Exercise goal> Repeat everything in the material exactly.

Data for processing>

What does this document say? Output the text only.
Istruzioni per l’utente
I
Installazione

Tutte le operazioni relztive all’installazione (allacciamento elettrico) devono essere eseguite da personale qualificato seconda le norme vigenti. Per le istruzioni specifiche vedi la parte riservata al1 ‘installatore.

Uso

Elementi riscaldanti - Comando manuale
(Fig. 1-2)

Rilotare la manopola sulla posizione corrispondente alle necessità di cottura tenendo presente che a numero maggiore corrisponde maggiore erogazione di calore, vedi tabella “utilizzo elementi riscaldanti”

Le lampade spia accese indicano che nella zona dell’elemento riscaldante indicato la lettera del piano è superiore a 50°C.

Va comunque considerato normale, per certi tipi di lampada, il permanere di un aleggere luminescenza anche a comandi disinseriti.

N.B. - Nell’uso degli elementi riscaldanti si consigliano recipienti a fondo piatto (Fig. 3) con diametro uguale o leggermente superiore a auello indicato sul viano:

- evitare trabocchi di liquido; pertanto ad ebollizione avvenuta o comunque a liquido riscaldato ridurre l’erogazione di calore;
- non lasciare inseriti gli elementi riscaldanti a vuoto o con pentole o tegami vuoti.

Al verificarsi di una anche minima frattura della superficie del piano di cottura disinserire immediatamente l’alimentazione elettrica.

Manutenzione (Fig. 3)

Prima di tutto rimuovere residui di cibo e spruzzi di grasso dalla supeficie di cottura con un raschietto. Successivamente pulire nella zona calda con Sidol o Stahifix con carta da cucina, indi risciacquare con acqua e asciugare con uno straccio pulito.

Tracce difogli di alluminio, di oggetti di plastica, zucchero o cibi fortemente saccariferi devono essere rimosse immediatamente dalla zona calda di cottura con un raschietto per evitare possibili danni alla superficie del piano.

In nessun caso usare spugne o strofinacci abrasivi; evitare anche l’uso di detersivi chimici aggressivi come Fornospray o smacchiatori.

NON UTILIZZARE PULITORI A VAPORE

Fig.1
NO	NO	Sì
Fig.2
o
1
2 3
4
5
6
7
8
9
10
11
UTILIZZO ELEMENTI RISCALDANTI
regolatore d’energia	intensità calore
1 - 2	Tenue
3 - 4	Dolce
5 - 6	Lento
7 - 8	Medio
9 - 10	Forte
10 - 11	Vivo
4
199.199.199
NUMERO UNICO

Task output>
What does this document say? Output the text only.
Istruzioni per l’utente
I
Installazione

Tutte le operazioni relztive all’installazione (allacciamento elettrico) devono essere eseguite da personale qualificato seconda le norme vigenti. Per le istruzioni specifiche vedi la parte riservata al1 ‘installatore.

Uso

Elementi riscaldanti - Comando manuale
(Fig. 1-2)

Rilotare la manopola sulla posizione corrispondente alle necessità di cottura tenendo presente che a numero maggiore corrisponde maggiore erogazione di calore, vedi tabella “utilizzo elementi riscaldanti”

Le lampade spia accese indicano che nella zona dell’elemento riscaldante indicato la lettera del piano è superiore a 50°C.

Va comunque considerato normale, per certi tipi di lampada, il permanere di un aleggere luminescenza anche a comandi disinseriti.

N.B. - Nell’uso degli elementi riscaldanti si consigliano recipienti a fondo piatto (Fig. 3) con diametro uguale o leggermente superiore a auello indicato sul viano:

- evitare trabocchi di liquido; pertanto ad ebollizione avvenuta o comunque a liquido riscaldato ridurre l’erogazione di calore;
- non lasciare inseriti gli elementi riscaldanti a vuoto o con pentole o tegami vuoti.

Al verificarsi di una anche minima frattura della superficie del piano di cottura disinserire immediatamente l’alimentazione elettrica.

Manutenzione (Fig. 3)

Prima di tutto rimuovere residui di cibo e spruzzi di grasso dalla supeficie di cottura con un raschietto. Successivamente pulire nella zona calda con Sidol o Stahifix con carta da cucina, indi risciacquare con acqua e asciugare con uno straccio pulito.

Tracce difogli di alluminio, di oggetti di plastica, zucchero o cibi fortemente saccariferi devono essere rimosse immediatamente dalla zona calda di cottura con un raschietto per evitare possibili danni alla superficie del piano.

In nessun caso usare spugne o strofinacci abrasivi; evitare anche l’uso di detersivi chimici aggressivi come Fornospray o smacchiatori.

NON UTILIZZARE PULITORI A VAPORE

Fig.1
NO	NO	Sì
Fig.2
o
1
2 3
4
5
6
7
8
9
10
11
UTILIZZO ELEMENTI RISCALDANTI
regolatore d’energia	intensità calore
1 - 2	Tenue
3 - 4	Dolce
5 - 6	Lento
7 - 8	Medio
9 - 10	Forte
10 - 11	Vivo
4
199.199.199
NUMERO UNICO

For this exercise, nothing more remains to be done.